Dataset excerpt:
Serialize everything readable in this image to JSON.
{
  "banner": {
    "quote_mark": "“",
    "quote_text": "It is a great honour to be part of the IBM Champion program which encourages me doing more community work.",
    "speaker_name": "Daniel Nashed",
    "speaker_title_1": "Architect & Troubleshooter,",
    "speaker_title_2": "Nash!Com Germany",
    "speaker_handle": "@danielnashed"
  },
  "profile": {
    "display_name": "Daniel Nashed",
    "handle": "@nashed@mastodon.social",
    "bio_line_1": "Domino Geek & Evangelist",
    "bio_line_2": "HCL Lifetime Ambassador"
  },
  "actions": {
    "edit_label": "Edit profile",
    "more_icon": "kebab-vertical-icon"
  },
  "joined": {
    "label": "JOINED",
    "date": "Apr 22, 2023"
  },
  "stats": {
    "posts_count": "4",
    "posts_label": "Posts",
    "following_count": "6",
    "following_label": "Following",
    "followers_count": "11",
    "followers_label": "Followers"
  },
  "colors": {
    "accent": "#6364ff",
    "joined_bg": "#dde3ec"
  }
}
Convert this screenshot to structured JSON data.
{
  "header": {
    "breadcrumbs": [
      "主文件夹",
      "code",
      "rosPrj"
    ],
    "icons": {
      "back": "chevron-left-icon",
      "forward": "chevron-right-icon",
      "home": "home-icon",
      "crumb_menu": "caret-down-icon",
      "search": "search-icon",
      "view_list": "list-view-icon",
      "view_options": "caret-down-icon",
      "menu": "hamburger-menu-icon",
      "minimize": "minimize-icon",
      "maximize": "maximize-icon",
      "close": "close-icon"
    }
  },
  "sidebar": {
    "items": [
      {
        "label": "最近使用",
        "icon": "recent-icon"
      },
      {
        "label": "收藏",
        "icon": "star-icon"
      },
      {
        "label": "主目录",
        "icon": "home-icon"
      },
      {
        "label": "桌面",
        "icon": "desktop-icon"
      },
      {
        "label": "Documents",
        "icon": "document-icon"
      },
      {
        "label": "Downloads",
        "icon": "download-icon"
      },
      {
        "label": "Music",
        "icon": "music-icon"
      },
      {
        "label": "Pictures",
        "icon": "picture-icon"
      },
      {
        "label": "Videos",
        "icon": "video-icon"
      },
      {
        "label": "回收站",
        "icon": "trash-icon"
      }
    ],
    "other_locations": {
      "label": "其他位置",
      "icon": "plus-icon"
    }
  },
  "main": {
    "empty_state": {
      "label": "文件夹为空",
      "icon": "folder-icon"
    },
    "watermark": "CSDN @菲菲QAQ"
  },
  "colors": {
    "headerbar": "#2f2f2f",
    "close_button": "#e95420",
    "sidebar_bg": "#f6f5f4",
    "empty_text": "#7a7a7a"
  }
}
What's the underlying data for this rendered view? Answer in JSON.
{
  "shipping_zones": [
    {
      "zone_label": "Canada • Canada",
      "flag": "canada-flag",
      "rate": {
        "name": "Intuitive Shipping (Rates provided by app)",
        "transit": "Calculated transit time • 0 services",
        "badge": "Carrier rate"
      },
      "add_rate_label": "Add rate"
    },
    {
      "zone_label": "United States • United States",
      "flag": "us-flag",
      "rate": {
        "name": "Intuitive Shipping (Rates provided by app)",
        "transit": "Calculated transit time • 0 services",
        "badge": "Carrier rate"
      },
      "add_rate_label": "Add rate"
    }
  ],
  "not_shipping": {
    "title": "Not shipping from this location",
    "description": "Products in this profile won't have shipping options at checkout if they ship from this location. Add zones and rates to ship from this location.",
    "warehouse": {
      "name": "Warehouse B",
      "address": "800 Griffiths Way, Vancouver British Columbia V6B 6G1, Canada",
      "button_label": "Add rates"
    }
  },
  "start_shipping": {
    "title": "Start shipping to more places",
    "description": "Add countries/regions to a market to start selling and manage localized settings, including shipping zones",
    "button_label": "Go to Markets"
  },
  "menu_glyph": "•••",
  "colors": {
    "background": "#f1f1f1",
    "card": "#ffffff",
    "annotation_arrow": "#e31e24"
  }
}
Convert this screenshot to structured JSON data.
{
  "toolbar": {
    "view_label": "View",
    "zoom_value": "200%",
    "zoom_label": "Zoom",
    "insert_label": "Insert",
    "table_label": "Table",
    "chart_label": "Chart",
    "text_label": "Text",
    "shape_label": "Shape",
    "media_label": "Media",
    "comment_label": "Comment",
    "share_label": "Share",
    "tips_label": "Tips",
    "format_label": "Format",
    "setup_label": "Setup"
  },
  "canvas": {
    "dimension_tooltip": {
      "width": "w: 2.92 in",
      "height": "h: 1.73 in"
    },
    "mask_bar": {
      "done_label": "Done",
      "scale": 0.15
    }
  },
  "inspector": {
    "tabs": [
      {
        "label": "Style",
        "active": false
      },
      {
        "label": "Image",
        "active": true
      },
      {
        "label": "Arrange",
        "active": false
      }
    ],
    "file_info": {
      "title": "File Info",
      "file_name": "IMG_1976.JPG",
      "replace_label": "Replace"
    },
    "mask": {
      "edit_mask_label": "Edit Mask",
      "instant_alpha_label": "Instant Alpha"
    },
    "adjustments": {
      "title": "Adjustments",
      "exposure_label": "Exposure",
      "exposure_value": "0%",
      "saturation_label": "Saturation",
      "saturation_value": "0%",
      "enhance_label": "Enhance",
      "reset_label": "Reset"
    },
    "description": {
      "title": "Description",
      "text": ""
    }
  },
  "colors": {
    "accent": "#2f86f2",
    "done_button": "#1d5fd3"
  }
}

*The request*. Copy the data above exactly. Every line must be included.

*Correct output*.
Serialize everything readable in this image to JSON.
{
  "banner": {
    "quote_mark": "“",
    "quote_text": "It is a great honour to be part of the IBM Champion program which encourages me doing more community work.",
    "speaker_name": "Daniel Nashed",
    "speaker_title_1": "Architect & Troubleshooter,",
    "speaker_title_2": "Nash!Com Germany",
    "speaker_handle": "@danielnashed"
  },
  "profile": {
    "display_name": "Daniel Nashed",
    "handle": "@nashed@mastodon.social",
    "bio_line_1": "Domino Geek & Evangelist",
    "bio_line_2": "HCL Lifetime Ambassador"
  },
  "actions": {
    "edit_label": "Edit profile",
    "more_icon": "kebab-vertical-icon"
  },
  "joined": {
    "label": "JOINED",
    "date": "Apr 22, 2023"
  },
  "stats": {
    "posts_count": "4",
    "posts_label": "Posts",
    "following_count": "6",
    "following_label": "Following",
    "followers_count": "11",
    "followers_label": "Followers"
  },
  "colors": {
    "accent": "#6364ff",
    "joined_bg": "#dde3ec"
  }
}
Convert this screenshot to structured JSON data.
{
  "header": {
    "breadcrumbs": [
      "主文件夹",
      "code",
      "rosPrj"
    ],
    "icons": {
      "back": "chevron-left-icon",
      "forward": "chevron-right-icon",
      "home": "home-icon",
      "crumb_menu": "caret-down-icon",
      "search": "search-icon",
      "view_list": "list-view-icon",
      "view_options": "caret-down-icon",
      "menu": "hamburger-menu-icon",
      "minimize": "minimize-icon",
      "maximize": "maximize-icon",
      "close": "close-icon"
    }
  },
  "sidebar": {
    "items": [
      {
        "label": "最近使用",
        "icon": "recent-icon"
      },
      {
        "label": "收藏",
        "icon": "star-icon"
      },
      {
        "label": "主目录",
        "icon": "home-icon"
      },
      {
        "label": "桌面",
        "icon": "desktop-icon"
      },
      {
        "label": "Documents",
        "icon": "document-icon"
      },
      {
        "label": "Downloads",
        "icon": "download-icon"
      },
      {
        "label": "Music",
        "icon": "music-icon"
      },
      {
        "label": "Pictures",
        "icon": "picture-icon"
      },
      {
        "label": "Videos",
        "icon": "video-icon"
      },
      {
        "label": "回收站",
        "icon": "trash-icon"
      }
    ],
    "other_locations": {
      "label": "其他位置",
      "icon": "plus-icon"
    }
  },
  "main": {
    "empty_state": {
      "label": "文件夹为空",
      "icon": "folder-icon"
    },
    "watermark": "CSDN @菲菲QAQ"
  },
  "colors": {
    "headerbar": "#2f2f2f",
    "close_button": "#e95420",
    "sidebar_bg": "#f6f5f4",
    "empty_text": "#7a7a7a"
  }
}
What's the underlying data for this rendered view? Answer in JSON.
{
  "shipping_zones": [
    {
      "zone_label": "Canada • Canada",
      "flag": "canada-flag",
      "rate": {
        "name": "Intuitive Shipping (Rates provided by app)",
        "transit": "Calculated transit time • 0 services",
        "badge": "Carrier rate"
      },
      "add_rate_label": "Add rate"
    },
    {
      "zone_label": "United States • United States",
      "flag": "us-flag",
      "rate": {
        "name": "Intuitive Shipping (Rates provided by app)",
        "transit": "Calculated transit time • 0 services",
        "badge": "Carrier rate"
      },
      "add_rate_label": "Add rate"
    }
  ],
  "not_shipping": {
    "title": "Not shipping from this location",
    "description": "Products in this profile won't have shipping options at checkout if they ship from this location. Add zones and rates to ship from this location.",
    "warehouse": {
      "name": "Warehouse B",
      "address": "800 Griffiths Way, Vancouver British Columbia V6B 6G1, Canada",
      "button_label": "Add rates"
    }
  },
  "start_shipping": {
    "title": "Start shipping to more places",
    "description": "Add countries/regions to a market to start selling and manage localized settings, including shipping zones",
    "button_label": "Go to Markets"
  },
  "menu_glyph": "•••",
  "colors": {
    "background": "#f1f1f1",
    "card": "#ffffff",
    "annotation_arrow": "#e31e24"
  }
}
Convert this screenshot to structured JSON data.
{
  "toolbar": {
    "view_label": "View",
    "zoom_value": "200%",
    "zoom_label": "Zoom",
    "insert_label": "Insert",
    "table_label": "Table",
    "chart_label": "Chart",
    "text_label": "Text",
    "shape_label": "Shape",
    "media_label": "Media",
    "comment_label": "Comment",
    "share_label": "Share",
    "tips_label": "Tips",
    "format_label": "Format",
    "setup_label": "Setup"
  },
  "canvas": {
    "dimension_tooltip": {
      "width": "w: 2.92 in",
      "height": "h: 1.73 in"
    },
    "mask_bar": {
      "done_label": "Done",
      "scale": 0.15
    }
  },
  "inspector": {
    "tabs": [
      {
        "label": "Style",
        "active": false
      },
      {
        "label": "Image",
        "active": true
      },
      {
        "label": "Arrange",
        "active": false
      }
    ],
    "file_info": {
      "title": "File Info",
      "file_name": "IMG_1976.JPG",
      "replace_label": "Replace"
    },
    "mask": {
      "edit_mask_label": "Edit Mask",
      "instant_alpha_label": "Instant Alpha"
    },
    "adjustments": {
      "title": "Adjustments",
      "exposure_label": "Exposure",
      "exposure_value": "0%",
      "saturation_label": "Saturation",
      "saturation_value": "0%",
      "enhance_label": "Enhance",
      "reset_label": "Reset"
    },
    "description": {
      "title": "Description",
      "text": ""
    }
  },
  "colors": {
    "accent": "#2f86f2",
    "done_button": "#1d5fd3"
  }
}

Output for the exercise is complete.